WHAT NEEDS TO BE DONE
In the records below, find each line containing the word "this" and copy it.

EXERCISE MATERIALS
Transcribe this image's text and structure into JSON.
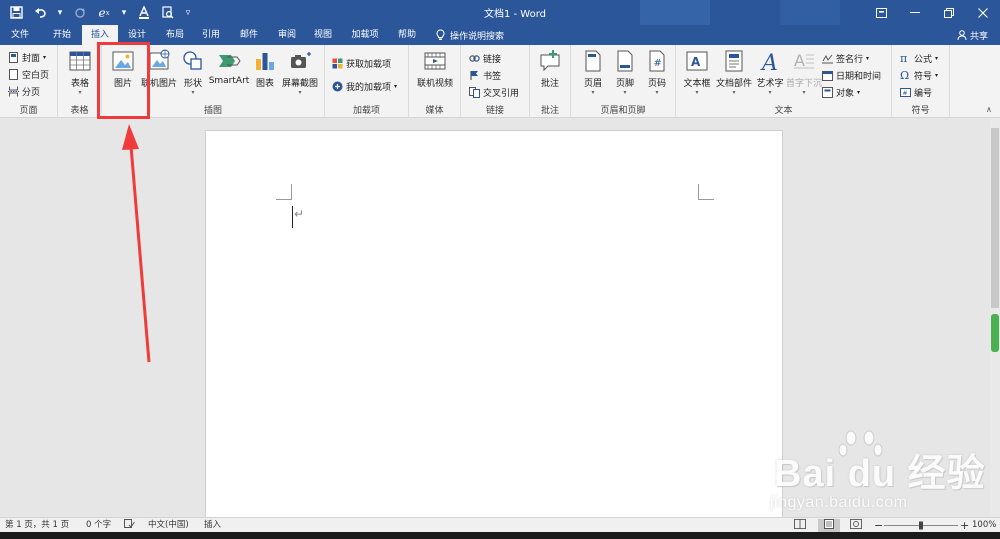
{
  "window": {
    "title": "文档1 - Word",
    "qat": {
      "save_icon": "save-icon",
      "undo_icon": "undo-icon",
      "redo_icon": "redo-icon",
      "equation_icon": "equation-icon",
      "font_color_icon": "font-color-icon",
      "print_preview_icon": "print-preview-icon",
      "customize_icon": "customize-icon"
    }
  },
  "tabs": [
    {
      "label": "文件"
    },
    {
      "label": "开始"
    },
    {
      "label": "插入"
    },
    {
      "label": "设计"
    },
    {
      "label": "布局"
    },
    {
      "label": "引用"
    },
    {
      "label": "邮件"
    },
    {
      "label": "审阅"
    },
    {
      "label": "视图"
    },
    {
      "label": "加载项"
    },
    {
      "label": "帮助"
    }
  ],
  "active_tab": "插入",
  "tell_me": "操作说明搜索",
  "share": "共享",
  "ribbon": {
    "pages": {
      "label": "页面",
      "cover": "封面",
      "blank": "空白页",
      "break": "分页"
    },
    "tables": {
      "label": "表格",
      "table": "表格"
    },
    "illustrations": {
      "label": "插图",
      "pictures": "图片",
      "online_pictures": "联机图片",
      "shapes": "形状",
      "smartart": "SmartArt",
      "chart": "图表",
      "screenshot": "屏幕截图"
    },
    "addins": {
      "label": "加载项",
      "get": "获取加载项",
      "my": "我的加载项"
    },
    "media": {
      "label": "媒体",
      "online_video": "联机视频"
    },
    "links": {
      "label": "链接",
      "link": "链接",
      "bookmark": "书签",
      "cross_ref": "交叉引用"
    },
    "comments": {
      "label": "批注",
      "comment": "批注"
    },
    "header_footer": {
      "label": "页眉和页脚",
      "header": "页眉",
      "footer": "页脚",
      "page_number": "页码"
    },
    "text": {
      "label": "文本",
      "textbox": "文本框",
      "quick_parts": "文档部件",
      "wordart": "艺术字",
      "drop_cap": "首字下沉",
      "signature": "签名行",
      "datetime": "日期和时间",
      "object": "对象"
    },
    "symbols": {
      "label": "符号",
      "equation": "公式",
      "symbol": "符号",
      "numbering": "编号"
    }
  },
  "statusbar": {
    "page": "第 1 页，共 1 页",
    "words": "0 个字",
    "language": "中文(中国)",
    "mode": "插入",
    "zoom": "100%",
    "zoom_level": 1.0
  },
  "watermark": {
    "brand": "Bai du 经验",
    "url": "jingyan.baidu.com"
  },
  "colors": {
    "accent": "#2b579a",
    "annotation": "#ef3b3b"
  }
}
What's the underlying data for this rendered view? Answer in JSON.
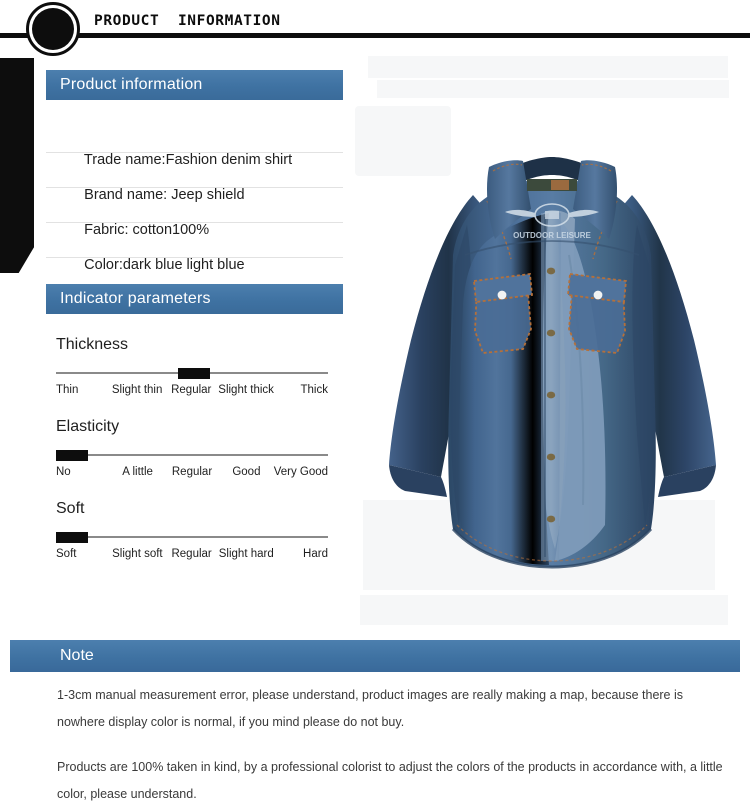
{
  "banner": {
    "title": "PRODUCT  INFORMATION",
    "circle_icon": "filled-circle-badge-icon"
  },
  "product_information": {
    "heading": "Product information",
    "rows": [
      {
        "label": "Trade name:",
        "value": "Fashion denim shirt"
      },
      {
        "label": "Brand name: ",
        "value": "Jeep shield"
      },
      {
        "label": "Fabric: ",
        "value": "cotton100%"
      },
      {
        "label": "Color:",
        "value": "dark blue light blue"
      }
    ]
  },
  "indicator_parameters": {
    "heading": "Indicator parameters",
    "params": [
      {
        "title": "Thickness",
        "labels": [
          "Thin",
          "Slight thin",
          "Regular",
          "Slight thick",
          "Thick"
        ],
        "selected_index": 2,
        "thumb_left_pct": 45
      },
      {
        "title": "Elasticity",
        "labels": [
          "No",
          "A little",
          "Regular",
          "Good",
          "Very Good"
        ],
        "selected_index": 0,
        "thumb_left_pct": 0
      },
      {
        "title": "Soft",
        "labels": [
          "Soft",
          "Slight soft",
          "Regular",
          "Slight hard",
          "Hard"
        ],
        "selected_index": 0,
        "thumb_left_pct": 0
      }
    ]
  },
  "product_photo": {
    "alt": "blue denim long-sleeve shirt with two chest pockets",
    "collar_logo_text": "OUTDOOR LEISURE"
  },
  "note": {
    "heading": "Note",
    "paragraphs": [
      "1-3cm manual measurement error, please understand, product images are really making a map, because there is nowhere display color is normal, if you mind please do not buy.",
      "Products are 100% taken in kind, by a professional colorist to adjust the colors of the products in accordance with, a little color, please understand."
    ]
  },
  "colors": {
    "accent_blue": "#3f72a2",
    "accent_blue_light": "#4c7fae",
    "black": "#0d0d0d",
    "denim_dark": "#2b4563",
    "denim_mid": "#41638c",
    "denim_light": "#6c8fb5",
    "stitch": "#b5703a",
    "ghost_panel": "#f6f7f8"
  }
}
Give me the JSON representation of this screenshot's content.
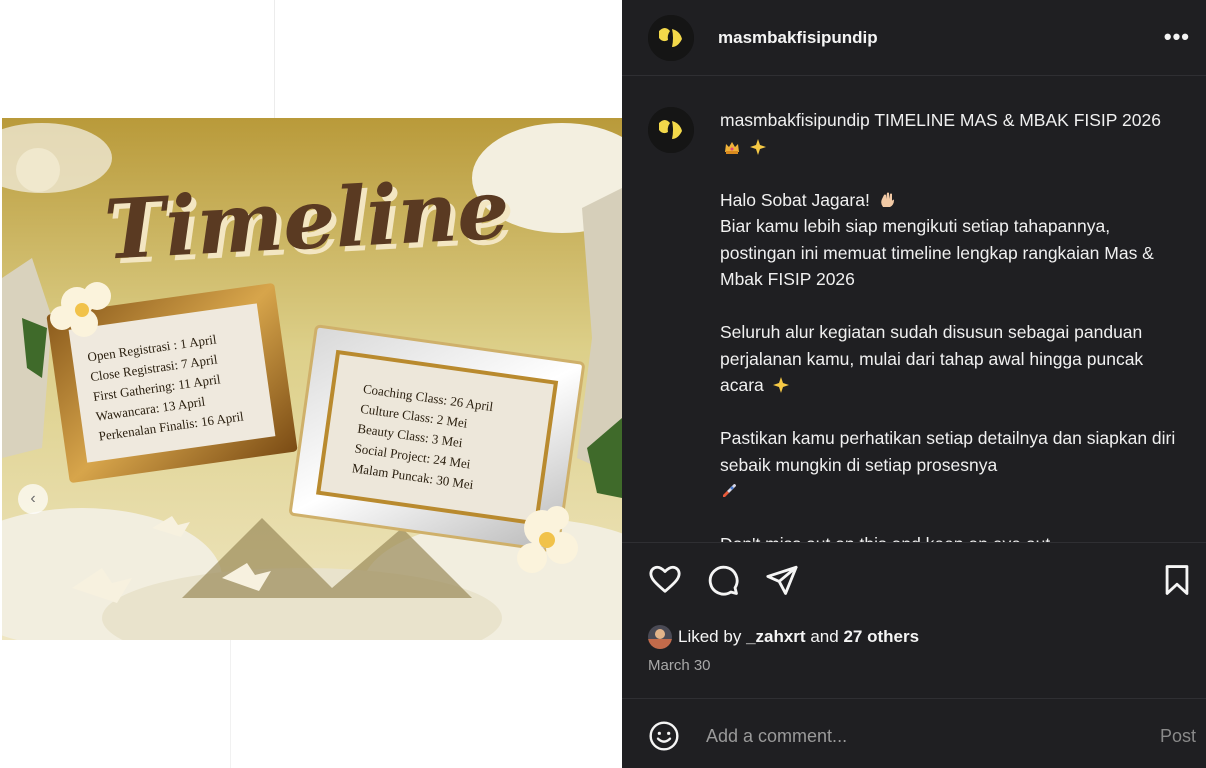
{
  "header": {
    "username": "masmbakfisipundip",
    "more_label": "•••"
  },
  "image": {
    "title": "Timeline",
    "left_frame": [
      "Open Registrasi : 1 April",
      "Close Registrasi: 7 April",
      "First Gathering: 11 April",
      "Wawancara: 13 April",
      "Perkenalan Finalis: 16 April"
    ],
    "right_frame": [
      "Coaching Class: 26 April",
      "Culture Class: 2 Mei",
      "Beauty Class: 3 Mei",
      "Social Project: 24 Mei",
      "Malam Puncak: 30 Mei"
    ],
    "prev_label": "‹"
  },
  "caption": {
    "username": "masmbakfisipundip",
    "line1": "TIMELINE MAS & MBAK FISIP 2026",
    "p2_line1": "Halo Sobat Jagara!",
    "p2_rest": "Biar kamu lebih siap mengikuti setiap tahapannya, postingan ini memuat timeline lengkap rangkaian Mas & Mbak FISIP 2026",
    "p3": "Seluruh alur kegiatan sudah disusun sebagai panduan perjalanan kamu, mulai dari tahap awal hingga puncak acara",
    "p4": "Pastikan kamu perhatikan setiap detailnya dan siapkan diri sebaik mungkin di setiap prosesnya",
    "p5": "Don't miss out on this and keep an eye out"
  },
  "likes": {
    "prefix": "Liked by",
    "user": "_zahxrt",
    "and": "and",
    "others": "27 others"
  },
  "date": "March 30",
  "comment": {
    "placeholder": "Add a comment...",
    "post_label": "Post"
  },
  "colors": {
    "panel_bg": "#1f1f22",
    "text": "#f5f5f5",
    "muted": "#a8a8a8"
  }
}
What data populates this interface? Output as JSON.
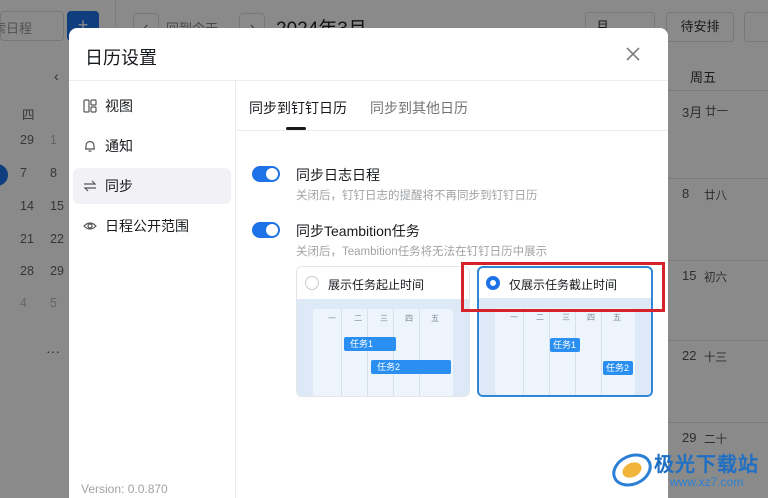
{
  "background": {
    "search_placeholder": "搜索日程",
    "back_today": "回到今天",
    "month_title": "2024年3月",
    "view_select": "月",
    "pending_button": "待安排",
    "weekday_friday": "周五",
    "mini_cal_header": "四",
    "mini_days_col1": [
      "29",
      "7",
      "14",
      "21",
      "28",
      "4"
    ],
    "mini_days_col2": [
      "1",
      "8",
      "15",
      "22",
      "29",
      "5"
    ],
    "mini_days_col0": [
      "",
      "",
      "",
      "",
      "",
      ""
    ],
    "mini_more": "···",
    "cal_cells": [
      {
        "day": "3月",
        "lunar": "廿一"
      },
      {
        "day": "8",
        "lunar": "廿八"
      },
      {
        "day": "15",
        "lunar": "初六"
      },
      {
        "day": "22",
        "lunar": "十三"
      },
      {
        "day": "29",
        "lunar": "二十"
      }
    ]
  },
  "dialog": {
    "title": "日历设置",
    "nav": [
      {
        "label": "视图",
        "icon": "view-icon"
      },
      {
        "label": "通知",
        "icon": "bell-icon"
      },
      {
        "label": "同步",
        "icon": "sync-icon"
      },
      {
        "label": "日程公开范围",
        "icon": "eye-icon"
      }
    ],
    "version": "Version: 0.0.870",
    "tabs": [
      "同步到钉钉日历",
      "同步到其他日历"
    ],
    "settings": [
      {
        "title": "同步日志日程",
        "desc": "关闭后，钉钉日志的提醒将不再同步到钉钉日历",
        "enabled": true
      },
      {
        "title": "同步Teambition任务",
        "desc": "关闭后，Teambition任务将无法在钉钉日历中展示",
        "enabled": true
      }
    ],
    "options": [
      {
        "label": "展示任务起止时间",
        "selected": false
      },
      {
        "label": "仅展示任务截止时间",
        "selected": true
      }
    ],
    "preview_headers": [
      "一",
      "二",
      "三",
      "四",
      "五"
    ],
    "preview_tasks": [
      "任务1",
      "任务2"
    ]
  },
  "watermark": {
    "name": "极光下载站",
    "url": "www.xz7.com"
  },
  "colors": {
    "accent": "#1e72e8",
    "highlight_box": "#d6222a",
    "selected_border": "#2e86d6"
  }
}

TASK RESULT
Transcribe this image's text and structure into JSON.
What's the underlying data for this rendered view? Answer in JSON.
Give me the JSON representation of this screenshot's content.
    "p5": "Don't miss out on this and keep an eye out"
What data populates this interface? Output as JSON.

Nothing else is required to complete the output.